Provided records:
════════════════

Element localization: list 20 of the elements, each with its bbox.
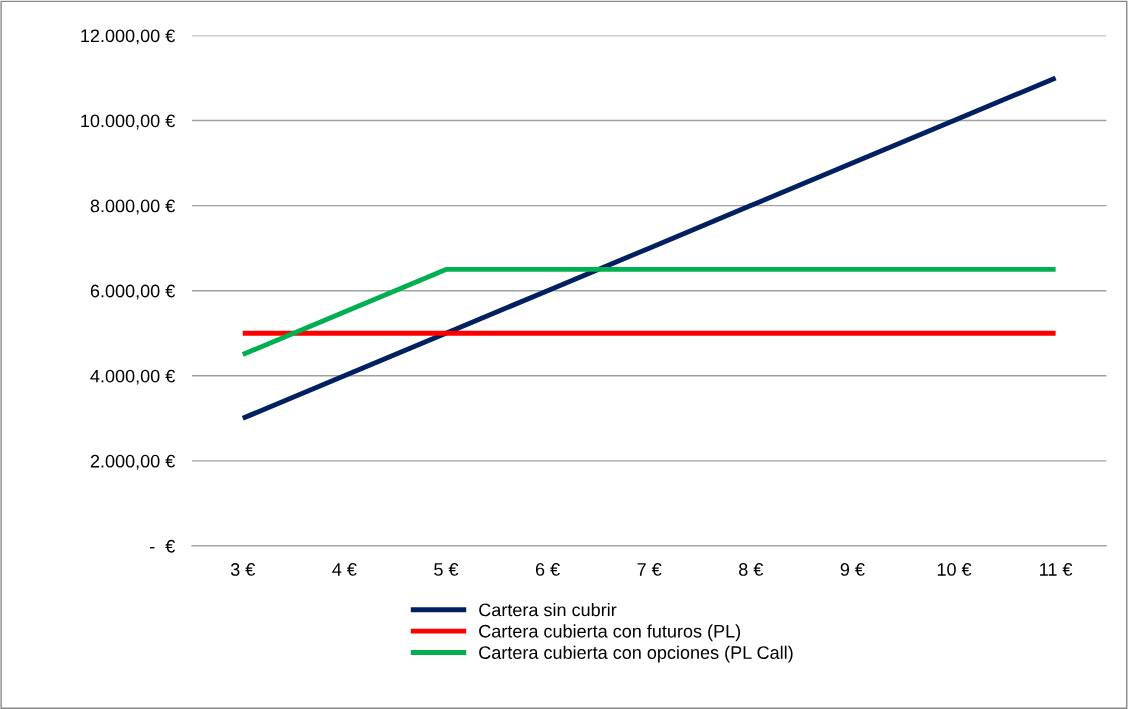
legend-label: Cartera cubierta con opciones (PL Call) [479,645,793,663]
legend-label: Cartera cubierta con futuros (PL) [479,624,741,642]
x-tick-label: 5 € [434,563,459,576]
x-tick-label: 11 € [1040,563,1073,576]
x-tick-label: 7 € [637,563,662,576]
x-tick-label: 4 € [332,563,357,576]
y-tick-label: 2.000,00 € [90,454,176,470]
line-series [240,75,1059,421]
x-tick-label: 8 € [739,563,764,576]
x-tick-label: 10 € [937,563,972,576]
x-tick-label: 3 € [230,563,256,576]
legend-label: Cartera sin cubrir [479,603,617,617]
y-tick-label: 8.000,00 € [90,199,176,215]
x-tick-label: 9 € [840,563,865,576]
y-tick-label: 10.000,00 € [81,114,176,130]
y-tick-label: 4.000,00 € [90,369,176,385]
y-tick-label: 6.000,00 € [90,284,176,300]
x-tick-label: 6 € [535,563,560,576]
y-tick-label: - € [149,539,176,553]
y-tick-label: 12.000,00 € [81,29,176,45]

════════════════

Copy the items exactly, starting at the line containing "legend-label: Cartera cubierta con opciones" and continuing through the last item.

legend-label: Cartera cubierta con opciones (PL Call) [479,645,793,663]
legend-label: Cartera cubierta con futuros (PL) [479,624,741,642]
x-tick-label: 5 € [434,563,459,576]
x-tick-label: 11 € [1040,563,1073,576]
x-tick-label: 7 € [637,563,662,576]
x-tick-label: 4 € [332,563,357,576]
y-tick-label: 2.000,00 € [90,454,176,470]
line-series [240,75,1059,421]
x-tick-label: 8 € [739,563,764,576]
x-tick-label: 10 € [937,563,972,576]
x-tick-label: 3 € [230,563,256,576]
legend-label: Cartera sin cubrir [479,603,617,617]
y-tick-label: 8.000,00 € [90,199,176,215]
x-tick-label: 9 € [840,563,865,576]
y-tick-label: 10.000,00 € [81,114,176,130]
y-tick-label: 4.000,00 € [90,369,176,385]
y-tick-label: 6.000,00 € [90,284,176,300]
x-tick-label: 6 € [535,563,560,576]
y-tick-label: - € [149,539,176,553]
y-tick-label: 12.000,00 € [81,29,176,45]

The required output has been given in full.